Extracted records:
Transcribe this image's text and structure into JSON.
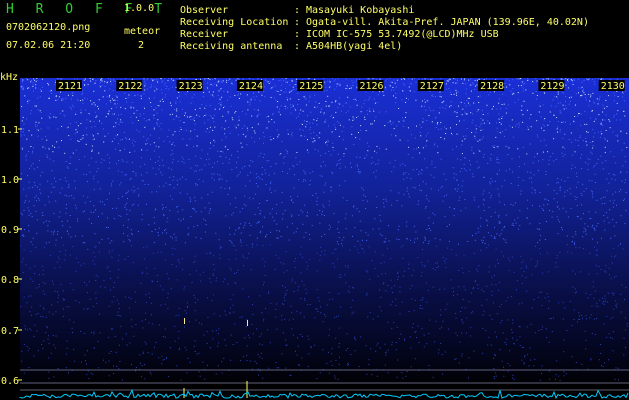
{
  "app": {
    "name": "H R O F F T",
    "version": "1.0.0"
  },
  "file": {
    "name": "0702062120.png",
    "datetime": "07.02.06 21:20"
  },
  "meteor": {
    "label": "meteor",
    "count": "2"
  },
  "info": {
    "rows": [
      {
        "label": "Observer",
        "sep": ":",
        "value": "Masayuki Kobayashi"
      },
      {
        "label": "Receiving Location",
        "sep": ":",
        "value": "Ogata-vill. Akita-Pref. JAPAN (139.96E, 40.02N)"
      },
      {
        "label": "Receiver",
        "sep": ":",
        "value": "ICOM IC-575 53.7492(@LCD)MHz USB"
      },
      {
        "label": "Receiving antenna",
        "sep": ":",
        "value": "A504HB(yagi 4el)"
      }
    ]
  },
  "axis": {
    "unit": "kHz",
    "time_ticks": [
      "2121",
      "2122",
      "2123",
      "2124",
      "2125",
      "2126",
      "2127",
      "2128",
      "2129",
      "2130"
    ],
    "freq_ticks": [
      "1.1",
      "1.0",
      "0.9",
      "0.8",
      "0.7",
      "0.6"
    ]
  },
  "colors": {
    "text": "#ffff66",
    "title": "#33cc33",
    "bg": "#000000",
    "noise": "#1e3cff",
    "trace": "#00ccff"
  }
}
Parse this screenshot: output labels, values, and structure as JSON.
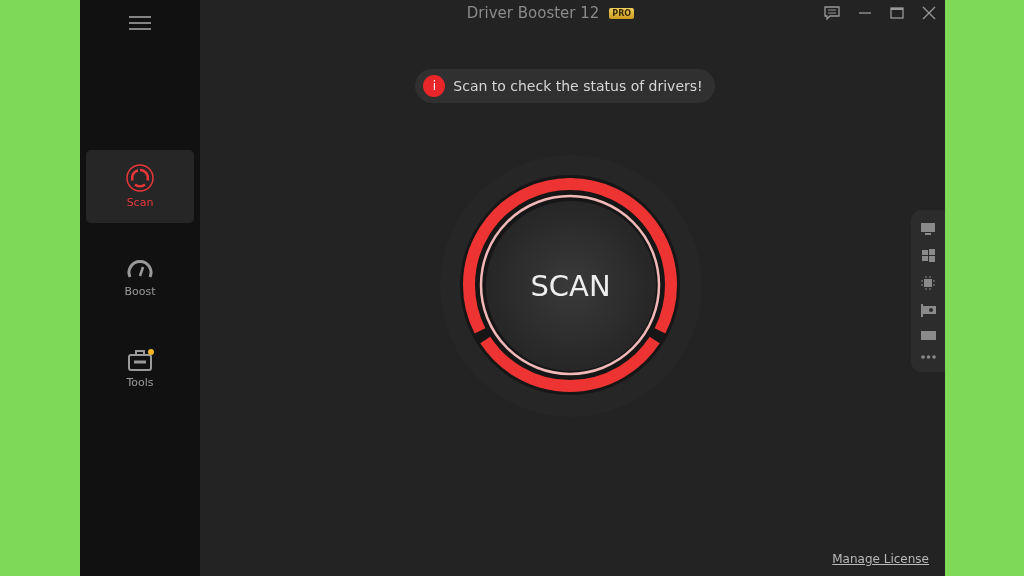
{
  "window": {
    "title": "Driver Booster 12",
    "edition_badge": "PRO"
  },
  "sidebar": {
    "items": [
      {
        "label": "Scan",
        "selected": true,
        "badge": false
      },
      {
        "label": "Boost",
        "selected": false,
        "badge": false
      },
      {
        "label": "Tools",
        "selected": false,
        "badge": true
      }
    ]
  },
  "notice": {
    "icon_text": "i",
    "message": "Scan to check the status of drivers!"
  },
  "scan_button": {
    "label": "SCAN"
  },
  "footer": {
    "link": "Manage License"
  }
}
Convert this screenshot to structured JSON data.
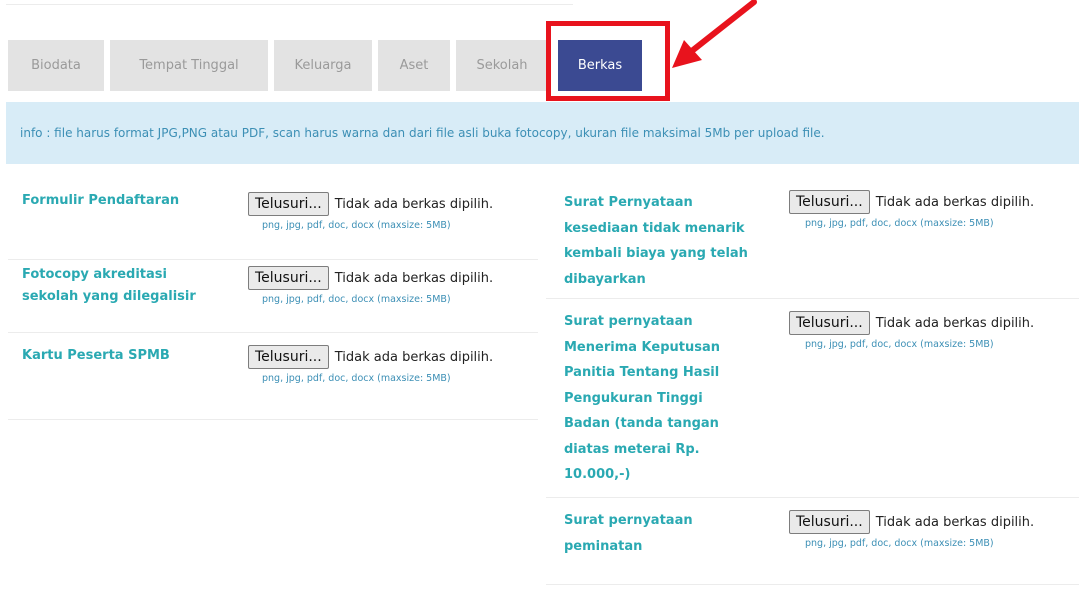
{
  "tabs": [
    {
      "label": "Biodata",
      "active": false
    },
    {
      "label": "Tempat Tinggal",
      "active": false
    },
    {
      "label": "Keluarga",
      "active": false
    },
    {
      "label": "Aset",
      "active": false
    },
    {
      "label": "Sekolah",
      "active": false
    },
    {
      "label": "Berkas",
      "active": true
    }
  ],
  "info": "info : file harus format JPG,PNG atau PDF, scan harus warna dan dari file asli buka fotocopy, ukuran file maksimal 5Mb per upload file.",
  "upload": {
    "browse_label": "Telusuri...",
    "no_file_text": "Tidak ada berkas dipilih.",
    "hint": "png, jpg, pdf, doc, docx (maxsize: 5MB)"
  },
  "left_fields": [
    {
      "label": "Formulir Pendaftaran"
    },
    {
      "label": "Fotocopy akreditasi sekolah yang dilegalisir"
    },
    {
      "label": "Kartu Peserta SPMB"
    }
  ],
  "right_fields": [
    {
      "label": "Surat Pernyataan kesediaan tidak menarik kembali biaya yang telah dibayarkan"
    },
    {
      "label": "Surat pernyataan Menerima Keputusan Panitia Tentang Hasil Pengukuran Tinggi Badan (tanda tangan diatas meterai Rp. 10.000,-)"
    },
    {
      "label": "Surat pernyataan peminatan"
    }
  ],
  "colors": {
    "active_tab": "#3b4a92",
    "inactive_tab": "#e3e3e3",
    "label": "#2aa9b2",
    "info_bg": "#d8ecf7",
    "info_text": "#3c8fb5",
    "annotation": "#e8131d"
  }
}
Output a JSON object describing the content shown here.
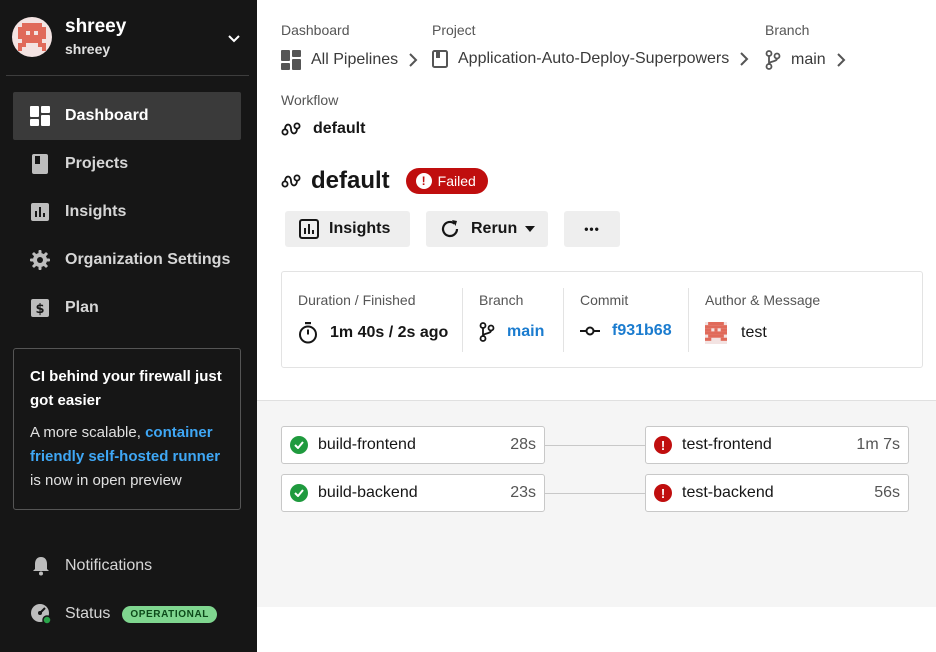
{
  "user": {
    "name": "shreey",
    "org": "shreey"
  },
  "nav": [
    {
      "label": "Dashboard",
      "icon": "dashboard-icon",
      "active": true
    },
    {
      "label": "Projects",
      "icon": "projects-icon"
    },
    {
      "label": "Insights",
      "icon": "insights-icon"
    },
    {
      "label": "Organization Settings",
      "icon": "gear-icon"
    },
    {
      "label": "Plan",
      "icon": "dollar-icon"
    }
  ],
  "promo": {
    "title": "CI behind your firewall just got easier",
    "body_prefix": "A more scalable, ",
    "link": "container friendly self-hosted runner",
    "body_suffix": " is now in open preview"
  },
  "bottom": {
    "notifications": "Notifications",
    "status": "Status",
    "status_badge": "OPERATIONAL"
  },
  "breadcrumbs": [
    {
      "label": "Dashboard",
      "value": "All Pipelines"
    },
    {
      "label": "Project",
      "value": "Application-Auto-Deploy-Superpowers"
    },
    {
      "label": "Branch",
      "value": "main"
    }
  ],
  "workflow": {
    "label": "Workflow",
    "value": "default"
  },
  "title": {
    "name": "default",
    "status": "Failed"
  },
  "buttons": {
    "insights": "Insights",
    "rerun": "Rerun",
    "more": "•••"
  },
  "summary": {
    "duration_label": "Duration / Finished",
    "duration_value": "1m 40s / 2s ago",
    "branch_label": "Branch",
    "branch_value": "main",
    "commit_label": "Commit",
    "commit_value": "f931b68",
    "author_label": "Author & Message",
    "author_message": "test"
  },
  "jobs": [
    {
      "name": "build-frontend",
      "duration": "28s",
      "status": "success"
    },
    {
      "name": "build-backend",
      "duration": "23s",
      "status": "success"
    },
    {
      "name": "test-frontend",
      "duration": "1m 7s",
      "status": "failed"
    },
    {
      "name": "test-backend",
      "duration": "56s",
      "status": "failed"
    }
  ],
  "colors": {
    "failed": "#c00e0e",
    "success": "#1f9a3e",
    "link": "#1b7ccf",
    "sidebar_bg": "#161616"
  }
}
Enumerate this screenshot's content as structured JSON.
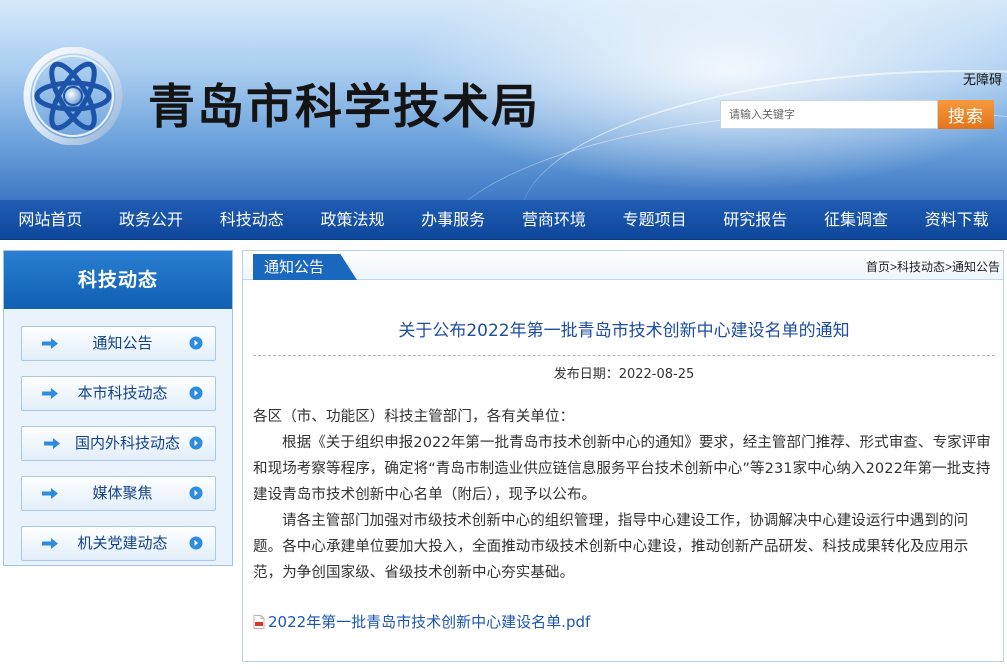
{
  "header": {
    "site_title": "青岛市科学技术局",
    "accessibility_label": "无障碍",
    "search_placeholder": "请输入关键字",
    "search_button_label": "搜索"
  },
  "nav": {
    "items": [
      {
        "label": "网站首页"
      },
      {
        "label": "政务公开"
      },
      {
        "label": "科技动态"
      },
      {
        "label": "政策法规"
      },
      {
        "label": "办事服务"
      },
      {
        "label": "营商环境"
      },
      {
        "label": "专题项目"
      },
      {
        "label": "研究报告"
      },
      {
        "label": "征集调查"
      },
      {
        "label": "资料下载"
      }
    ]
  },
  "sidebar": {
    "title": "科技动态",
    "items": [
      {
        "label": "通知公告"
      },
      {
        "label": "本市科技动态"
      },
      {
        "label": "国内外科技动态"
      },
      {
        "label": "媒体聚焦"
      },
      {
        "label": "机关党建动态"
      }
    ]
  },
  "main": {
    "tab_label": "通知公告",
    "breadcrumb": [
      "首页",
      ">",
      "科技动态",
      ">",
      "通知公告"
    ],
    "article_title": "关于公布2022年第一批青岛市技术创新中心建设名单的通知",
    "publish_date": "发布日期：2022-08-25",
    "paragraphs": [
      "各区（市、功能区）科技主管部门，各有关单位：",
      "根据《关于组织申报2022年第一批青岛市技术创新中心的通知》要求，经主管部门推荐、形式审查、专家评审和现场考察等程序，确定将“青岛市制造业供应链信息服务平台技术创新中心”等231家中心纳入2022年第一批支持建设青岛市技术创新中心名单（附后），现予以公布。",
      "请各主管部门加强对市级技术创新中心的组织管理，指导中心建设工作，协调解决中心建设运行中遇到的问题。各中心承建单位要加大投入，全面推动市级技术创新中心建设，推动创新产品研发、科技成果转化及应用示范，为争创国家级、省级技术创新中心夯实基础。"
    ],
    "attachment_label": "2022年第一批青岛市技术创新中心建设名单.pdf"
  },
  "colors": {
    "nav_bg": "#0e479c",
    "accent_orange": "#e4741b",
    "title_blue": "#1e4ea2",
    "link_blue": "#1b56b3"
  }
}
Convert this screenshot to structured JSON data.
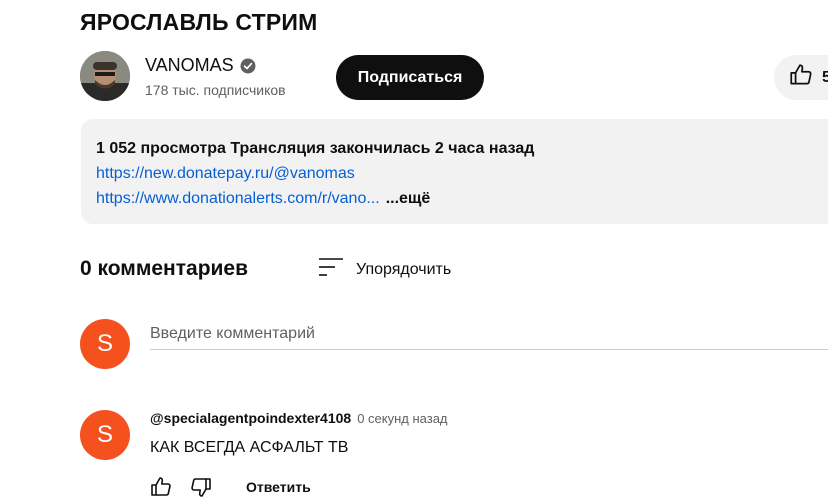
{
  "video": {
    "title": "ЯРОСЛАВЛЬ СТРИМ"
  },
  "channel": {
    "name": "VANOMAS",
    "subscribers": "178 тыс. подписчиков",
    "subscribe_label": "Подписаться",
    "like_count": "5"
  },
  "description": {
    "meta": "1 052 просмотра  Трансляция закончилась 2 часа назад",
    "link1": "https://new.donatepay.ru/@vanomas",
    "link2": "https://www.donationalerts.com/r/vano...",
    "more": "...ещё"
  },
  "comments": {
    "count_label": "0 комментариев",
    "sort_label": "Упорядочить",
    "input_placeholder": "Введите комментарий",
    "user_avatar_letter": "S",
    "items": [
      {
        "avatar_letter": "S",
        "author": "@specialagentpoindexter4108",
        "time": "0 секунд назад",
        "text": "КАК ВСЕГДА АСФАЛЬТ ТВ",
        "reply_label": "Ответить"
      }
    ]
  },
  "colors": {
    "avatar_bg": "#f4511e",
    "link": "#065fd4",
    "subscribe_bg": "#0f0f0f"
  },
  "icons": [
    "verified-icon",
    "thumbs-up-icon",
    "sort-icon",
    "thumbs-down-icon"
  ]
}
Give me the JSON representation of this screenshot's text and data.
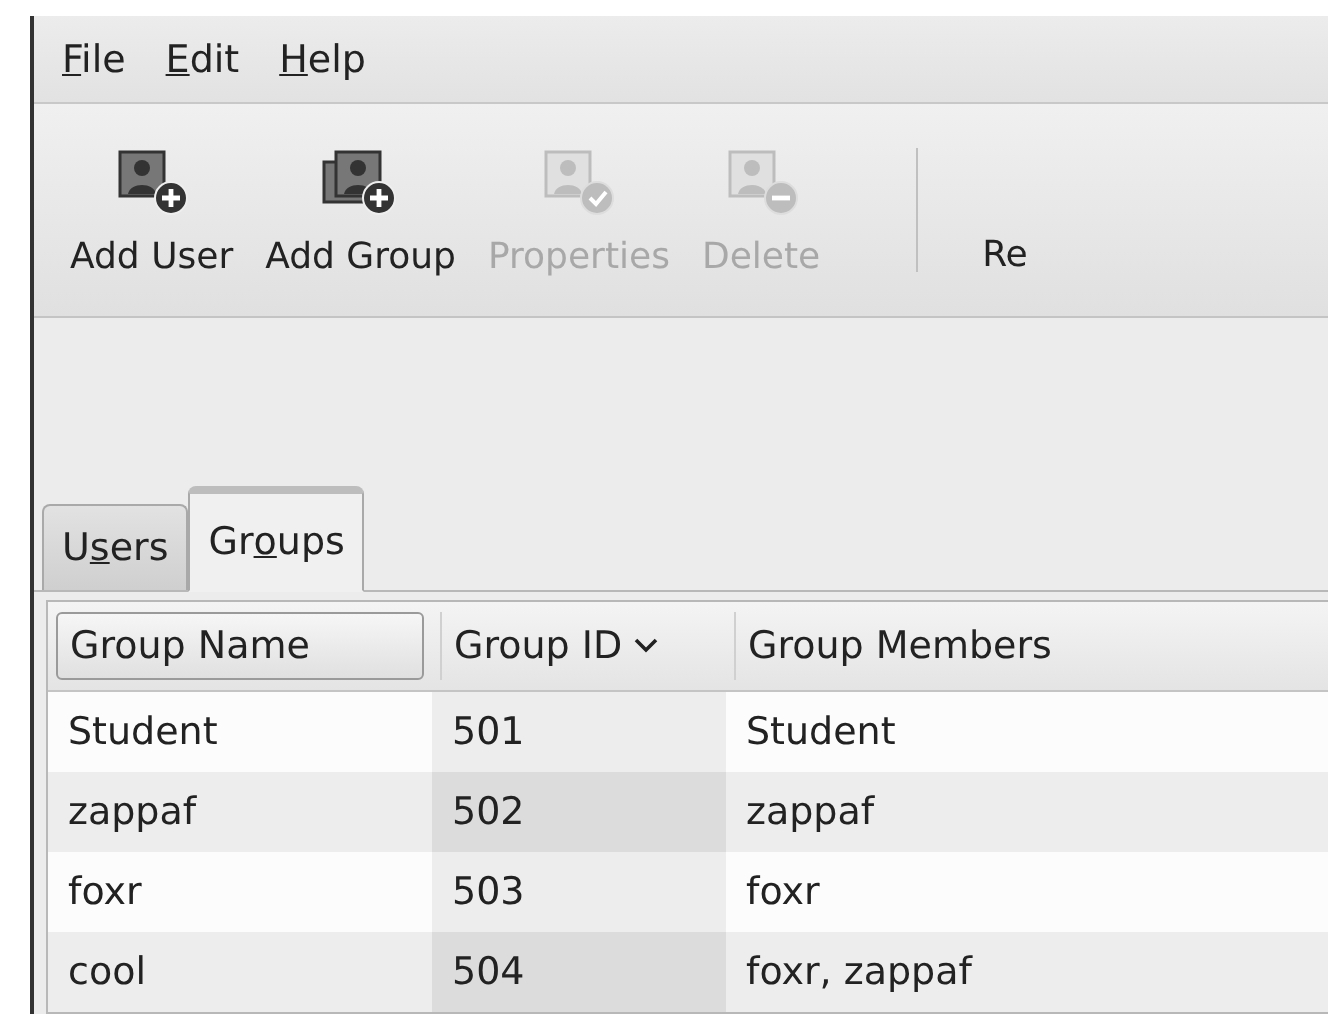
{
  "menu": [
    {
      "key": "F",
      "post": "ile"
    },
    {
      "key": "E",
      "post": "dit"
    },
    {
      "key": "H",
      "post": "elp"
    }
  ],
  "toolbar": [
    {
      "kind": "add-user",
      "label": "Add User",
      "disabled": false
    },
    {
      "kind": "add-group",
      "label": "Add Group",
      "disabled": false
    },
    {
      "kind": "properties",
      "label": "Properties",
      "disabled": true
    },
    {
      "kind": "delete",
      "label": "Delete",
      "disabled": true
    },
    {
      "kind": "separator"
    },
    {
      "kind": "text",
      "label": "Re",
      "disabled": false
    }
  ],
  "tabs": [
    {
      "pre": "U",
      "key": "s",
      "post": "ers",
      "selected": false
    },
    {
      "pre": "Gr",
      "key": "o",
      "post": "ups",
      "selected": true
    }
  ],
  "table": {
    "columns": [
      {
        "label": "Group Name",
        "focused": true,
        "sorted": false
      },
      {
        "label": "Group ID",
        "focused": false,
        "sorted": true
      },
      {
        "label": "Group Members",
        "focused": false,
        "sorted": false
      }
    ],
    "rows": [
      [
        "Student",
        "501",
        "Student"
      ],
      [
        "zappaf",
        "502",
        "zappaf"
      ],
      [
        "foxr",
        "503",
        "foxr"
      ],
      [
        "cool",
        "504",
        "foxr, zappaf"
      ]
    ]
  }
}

* **WRITTEN EXERCISE**: How many lines of these entries hold the string "upload"? Answer with the number alone.

* **TASK RESPONSE**: 2